Work to do: Count each line in which the word "JSON" appears. Reply with the total and nothing more.
=======
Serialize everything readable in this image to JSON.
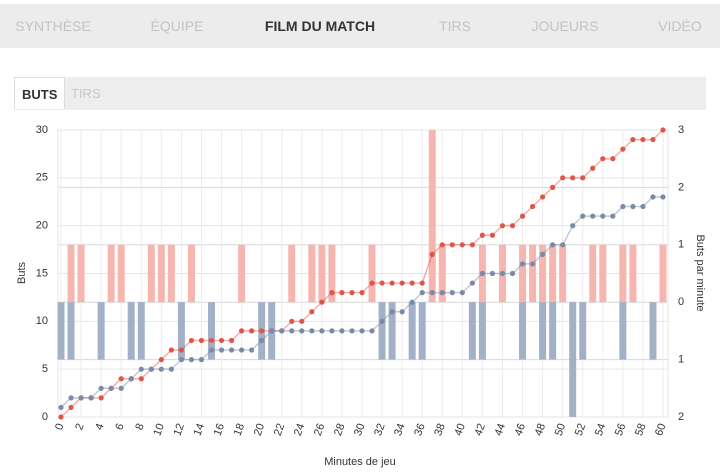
{
  "nav": {
    "tabs": [
      "SYNTHÈSE",
      "ÉQUIPE",
      "FILM DU MATCH",
      "TIRS",
      "JOUEURS",
      "VIDÉO"
    ]
  },
  "subtabs": [
    "BUTS",
    "TIRS"
  ],
  "chart_data": {
    "type": "combo",
    "y_label": "Buts",
    "y2_label": "Buts par minute",
    "x_label": "Minutes de jeu",
    "x": [
      0,
      1,
      2,
      3,
      4,
      5,
      6,
      7,
      8,
      9,
      10,
      11,
      12,
      13,
      14,
      15,
      16,
      17,
      18,
      19,
      20,
      21,
      22,
      23,
      24,
      25,
      26,
      27,
      28,
      29,
      30,
      31,
      32,
      33,
      34,
      35,
      36,
      37,
      38,
      39,
      40,
      41,
      42,
      43,
      44,
      45,
      46,
      47,
      48,
      49,
      50,
      51,
      52,
      53,
      54,
      55,
      56,
      57,
      58,
      59,
      60
    ],
    "xlim": [
      0,
      60
    ],
    "xticks": [
      0,
      2,
      4,
      6,
      8,
      10,
      12,
      14,
      16,
      18,
      20,
      22,
      24,
      26,
      28,
      30,
      32,
      34,
      36,
      38,
      40,
      42,
      44,
      46,
      48,
      50,
      52,
      54,
      56,
      58,
      60
    ],
    "ylim": [
      0,
      30
    ],
    "yticks": [
      0,
      5,
      10,
      15,
      20,
      25,
      30
    ],
    "y2lim": [
      -2,
      3
    ],
    "y2ticks": [
      {
        "value": -2,
        "label": "2"
      },
      {
        "value": -1,
        "label": "1"
      },
      0,
      1,
      2,
      3
    ],
    "grid": true,
    "series": [
      {
        "type": "bar",
        "axis": "y2",
        "color": "#f6b5af",
        "values": [
          0,
          1,
          1,
          0,
          0,
          1,
          1,
          0,
          0,
          1,
          1,
          1,
          0,
          1,
          0,
          0,
          0,
          0,
          1,
          0,
          0,
          0,
          0,
          1,
          0,
          1,
          1,
          1,
          0,
          0,
          0,
          1,
          0,
          0,
          0,
          0,
          0,
          3,
          1,
          0,
          0,
          0,
          1,
          0,
          1,
          0,
          1,
          1,
          1,
          1,
          1,
          0,
          0,
          1,
          1,
          0,
          1,
          1,
          0,
          0,
          1
        ]
      },
      {
        "type": "bar",
        "axis": "y2",
        "color": "#a2b1c7",
        "values": [
          -1,
          -1,
          0,
          0,
          -1,
          0,
          0,
          -1,
          -1,
          0,
          0,
          0,
          -1,
          0,
          0,
          -1,
          0,
          0,
          0,
          0,
          -1,
          -1,
          0,
          0,
          0,
          0,
          0,
          0,
          0,
          0,
          0,
          0,
          -1,
          -1,
          0,
          -1,
          -1,
          0,
          0,
          0,
          0,
          -1,
          -1,
          0,
          0,
          0,
          -1,
          0,
          -1,
          -1,
          0,
          -2,
          -1,
          0,
          0,
          0,
          -1,
          0,
          0,
          -1,
          0
        ]
      },
      {
        "type": "line",
        "color": "#e0554a",
        "values": [
          0,
          1,
          2,
          2,
          2,
          3,
          4,
          4,
          4,
          5,
          6,
          7,
          7,
          8,
          8,
          8,
          8,
          8,
          9,
          9,
          9,
          9,
          9,
          10,
          10,
          11,
          12,
          13,
          13,
          13,
          13,
          14,
          14,
          14,
          14,
          14,
          14,
          17,
          18,
          18,
          18,
          18,
          19,
          19,
          20,
          20,
          21,
          22,
          23,
          24,
          25,
          25,
          25,
          26,
          27,
          27,
          28,
          29,
          29,
          29,
          30
        ]
      },
      {
        "type": "line",
        "color": "#7b8aa5",
        "values": [
          1,
          2,
          2,
          2,
          3,
          3,
          3,
          4,
          5,
          5,
          5,
          5,
          6,
          6,
          6,
          7,
          7,
          7,
          7,
          7,
          8,
          9,
          9,
          9,
          9,
          9,
          9,
          9,
          9,
          9,
          9,
          9,
          10,
          11,
          11,
          12,
          13,
          13,
          13,
          13,
          13,
          14,
          15,
          15,
          15,
          15,
          16,
          16,
          17,
          18,
          18,
          20,
          21,
          21,
          21,
          21,
          22,
          22,
          22,
          23,
          23
        ]
      }
    ]
  }
}
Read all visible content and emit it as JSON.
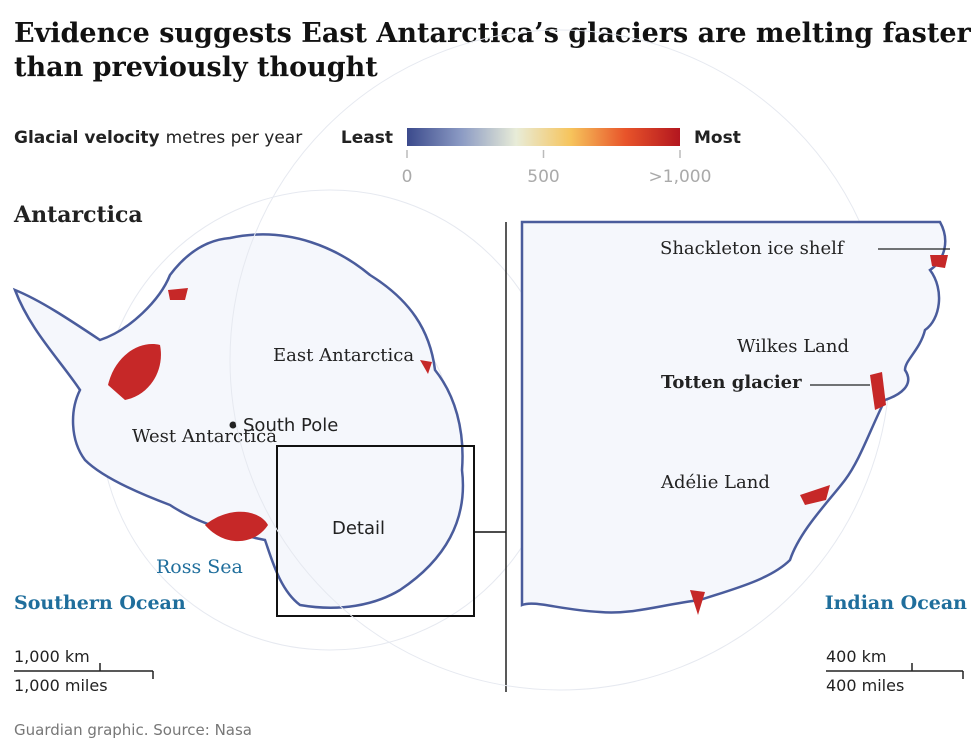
{
  "title": "Evidence suggests East Antarctica’s glaciers are melting faster than previously thought",
  "legend": {
    "label": "Glacial velocity",
    "unit": "metres per year",
    "low": "Least",
    "high": "Most",
    "lim": [
      0,
      1000
    ],
    "ticks": [
      0,
      500,
      {
        "value": 1000,
        "label": ">1,000"
      }
    ],
    "colors": [
      "#3b4a8c",
      "#8c9bc4",
      "#e8ecd8",
      "#f6c45c",
      "#e8542a",
      "#b3161f"
    ]
  },
  "maps": [
    {
      "title": "Antarctica",
      "labels": [
        "East Antarctica",
        "South Pole",
        "West Antarctica",
        "Detail",
        "Ross Sea",
        "Southern Ocean"
      ],
      "scale": [
        "1,000 km",
        "1,000 miles"
      ]
    },
    {
      "labels": [
        "Shackleton ice shelf",
        "Wilkes Land",
        "Totten glacier",
        "Adélie Land",
        "Indian Ocean"
      ],
      "scale": [
        "400 km",
        "400 miles"
      ]
    }
  ],
  "source": "Guardian graphic. Source: Nasa"
}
=======
Problem solution: 2